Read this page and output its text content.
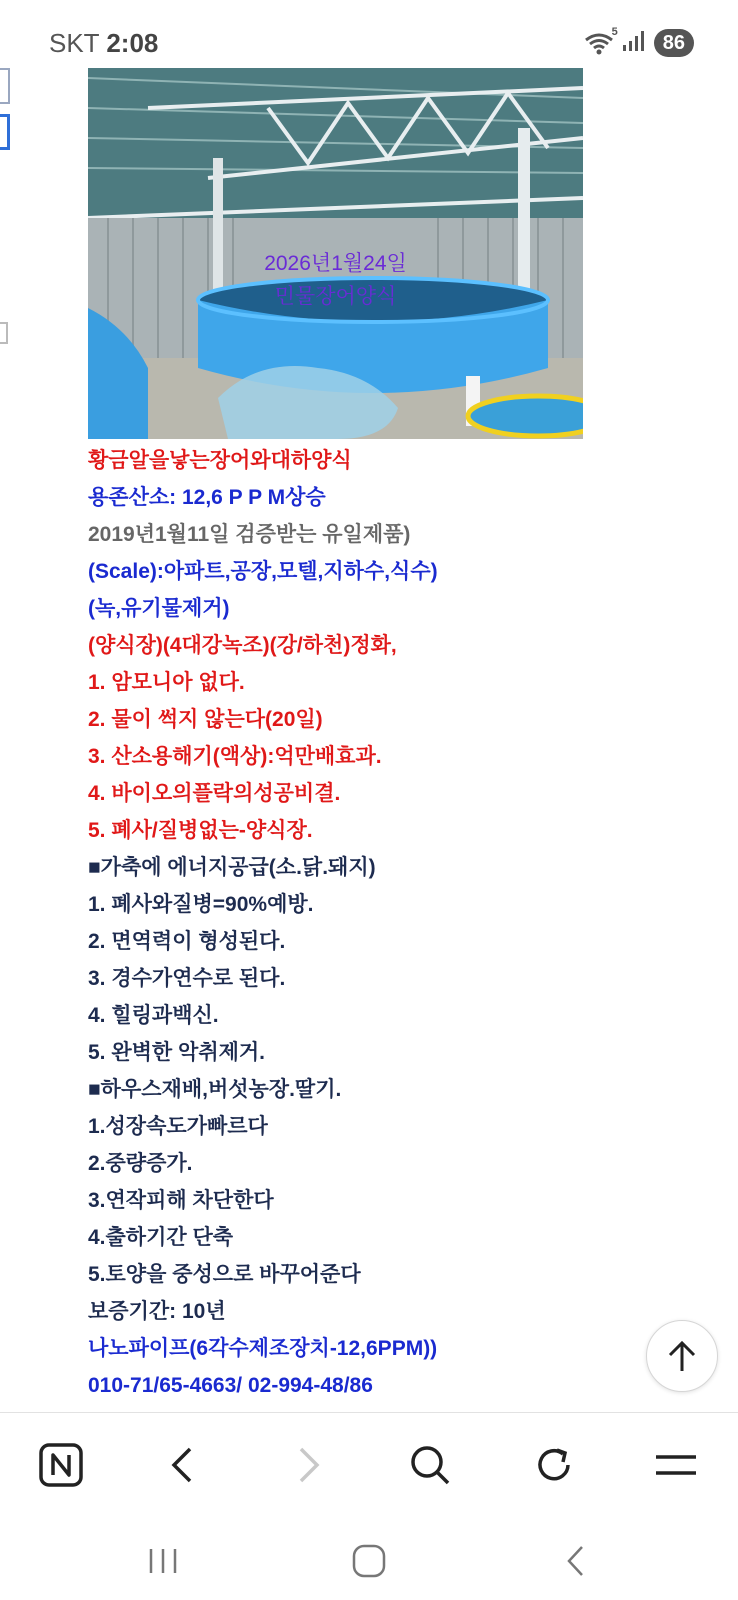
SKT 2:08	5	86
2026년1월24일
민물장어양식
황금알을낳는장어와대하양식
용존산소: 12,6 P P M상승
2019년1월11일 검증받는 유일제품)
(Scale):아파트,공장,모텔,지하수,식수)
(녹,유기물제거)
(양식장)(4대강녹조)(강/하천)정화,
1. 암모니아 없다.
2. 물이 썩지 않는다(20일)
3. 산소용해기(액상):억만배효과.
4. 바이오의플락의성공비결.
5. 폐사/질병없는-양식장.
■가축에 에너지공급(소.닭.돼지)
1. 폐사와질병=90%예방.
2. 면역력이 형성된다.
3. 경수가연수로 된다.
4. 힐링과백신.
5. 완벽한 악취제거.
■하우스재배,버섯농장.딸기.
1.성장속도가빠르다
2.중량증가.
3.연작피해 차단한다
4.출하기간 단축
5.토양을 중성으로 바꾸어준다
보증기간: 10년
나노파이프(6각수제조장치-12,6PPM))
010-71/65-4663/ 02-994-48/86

The request: Copy the records exactly as they appear, excluding images.

Expected answer:
Read this page and output its text content.
SKT 2:08	5	86
2026년1월24일
민물장어양식
황금알을낳는장어와대하양식
용존산소: 12,6 P P M상승
2019년1월11일 검증받는 유일제품)
(Scale):아파트,공장,모텔,지하수,식수)
(녹,유기물제거)
(양식장)(4대강녹조)(강/하천)정화,
1. 암모니아 없다.
2. 물이 썩지 않는다(20일)
3. 산소용해기(액상):억만배효과.
4. 바이오의플락의성공비결.
5. 폐사/질병없는-양식장.
■가축에 에너지공급(소.닭.돼지)
1. 폐사와질병=90%예방.
2. 면역력이 형성된다.
3. 경수가연수로 된다.
4. 힐링과백신.
5. 완벽한 악취제거.
■하우스재배,버섯농장.딸기.
1.성장속도가빠르다
2.중량증가.
3.연작피해 차단한다
4.출하기간 단축
5.토양을 중성으로 바꾸어준다
보증기간: 10년
나노파이프(6각수제조장치-12,6PPM))
010-71/65-4663/ 02-994-48/86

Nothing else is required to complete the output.